* Start EXERCISE INPUTS *
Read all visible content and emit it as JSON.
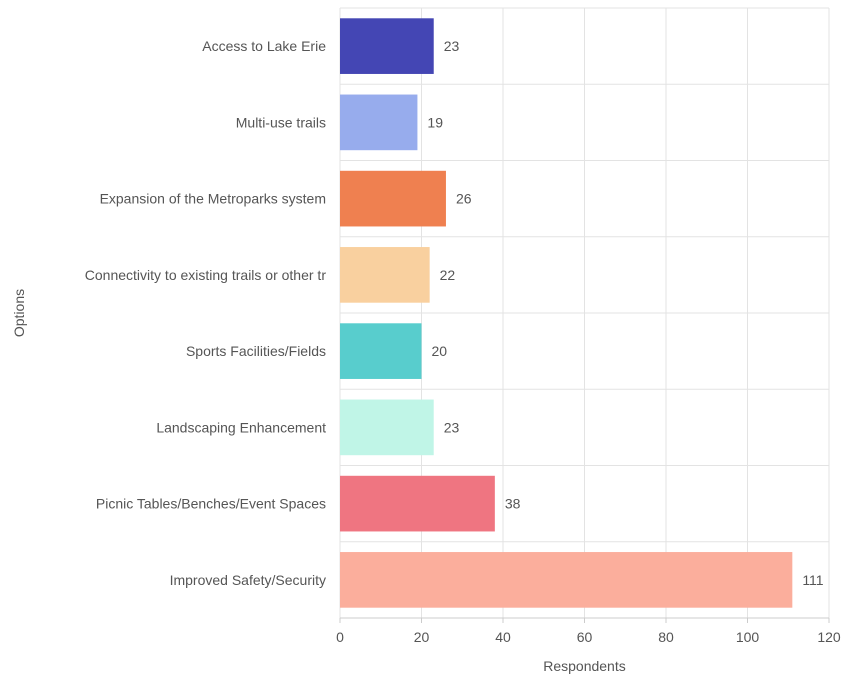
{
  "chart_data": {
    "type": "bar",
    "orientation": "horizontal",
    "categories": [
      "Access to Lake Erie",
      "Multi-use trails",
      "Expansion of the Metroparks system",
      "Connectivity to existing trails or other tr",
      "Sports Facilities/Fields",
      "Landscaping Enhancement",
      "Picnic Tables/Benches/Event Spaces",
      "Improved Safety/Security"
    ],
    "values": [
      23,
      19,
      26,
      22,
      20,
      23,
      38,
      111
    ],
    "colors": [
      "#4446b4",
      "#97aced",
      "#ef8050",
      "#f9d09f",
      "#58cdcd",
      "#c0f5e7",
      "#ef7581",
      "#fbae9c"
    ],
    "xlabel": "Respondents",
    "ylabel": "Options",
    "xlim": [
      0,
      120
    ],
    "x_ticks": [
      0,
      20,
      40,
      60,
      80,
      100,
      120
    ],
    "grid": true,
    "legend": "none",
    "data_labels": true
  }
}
* End EXERCISE INPUTS *
* Start EXERCISE INPUTS *
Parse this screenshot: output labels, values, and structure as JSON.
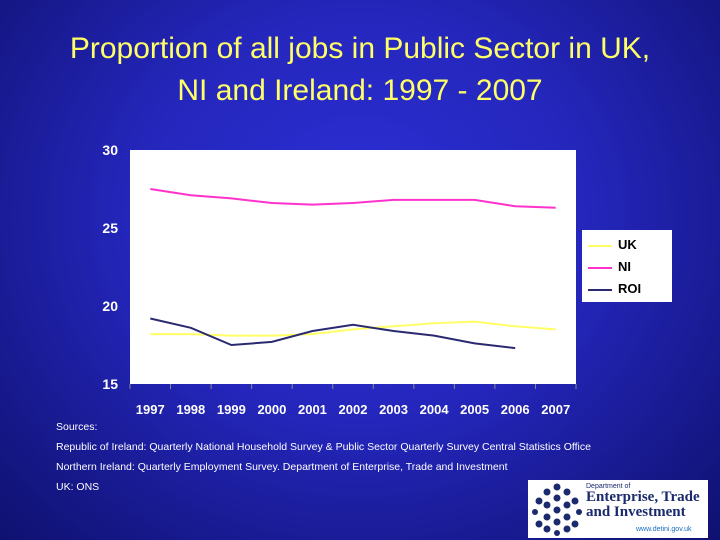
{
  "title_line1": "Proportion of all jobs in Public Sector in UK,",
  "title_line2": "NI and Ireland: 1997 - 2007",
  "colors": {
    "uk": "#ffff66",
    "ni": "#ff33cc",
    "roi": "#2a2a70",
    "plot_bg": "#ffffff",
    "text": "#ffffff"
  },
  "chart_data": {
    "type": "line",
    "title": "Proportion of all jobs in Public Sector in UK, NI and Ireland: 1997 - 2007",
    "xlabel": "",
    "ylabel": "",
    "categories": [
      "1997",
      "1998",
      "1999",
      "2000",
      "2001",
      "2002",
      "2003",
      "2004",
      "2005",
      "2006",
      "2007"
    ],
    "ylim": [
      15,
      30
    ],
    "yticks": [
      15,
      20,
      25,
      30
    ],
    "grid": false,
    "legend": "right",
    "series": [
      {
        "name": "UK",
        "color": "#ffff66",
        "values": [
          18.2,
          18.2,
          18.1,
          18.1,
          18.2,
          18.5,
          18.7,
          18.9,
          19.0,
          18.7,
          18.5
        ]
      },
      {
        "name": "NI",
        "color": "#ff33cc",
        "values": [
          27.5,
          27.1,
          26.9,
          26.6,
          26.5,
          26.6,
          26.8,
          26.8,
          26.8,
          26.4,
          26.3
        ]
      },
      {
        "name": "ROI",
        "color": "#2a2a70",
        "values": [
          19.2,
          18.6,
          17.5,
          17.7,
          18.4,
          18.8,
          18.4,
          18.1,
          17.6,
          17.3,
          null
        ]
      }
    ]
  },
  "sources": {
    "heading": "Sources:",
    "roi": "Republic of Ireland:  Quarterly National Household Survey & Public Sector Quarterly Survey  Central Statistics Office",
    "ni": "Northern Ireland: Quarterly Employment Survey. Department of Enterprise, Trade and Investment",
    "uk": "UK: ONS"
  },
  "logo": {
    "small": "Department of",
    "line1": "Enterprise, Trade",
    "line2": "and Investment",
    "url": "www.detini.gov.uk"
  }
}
* End EXERCISE INPUTS *
Identify each line containing the string "Sector" and copy it out.

EXERCISE RESULT:
  "title_line1": "Proportion of all jobs in Public Sector in UK,",
    "title": "Proportion of all jobs in Public Sector in UK, NI and Ireland: 1997 - 2007",
    "roi": "Republic of Ireland:  Quarterly National Household Survey & Public Sector Quarterly Survey  Central Statistics Office",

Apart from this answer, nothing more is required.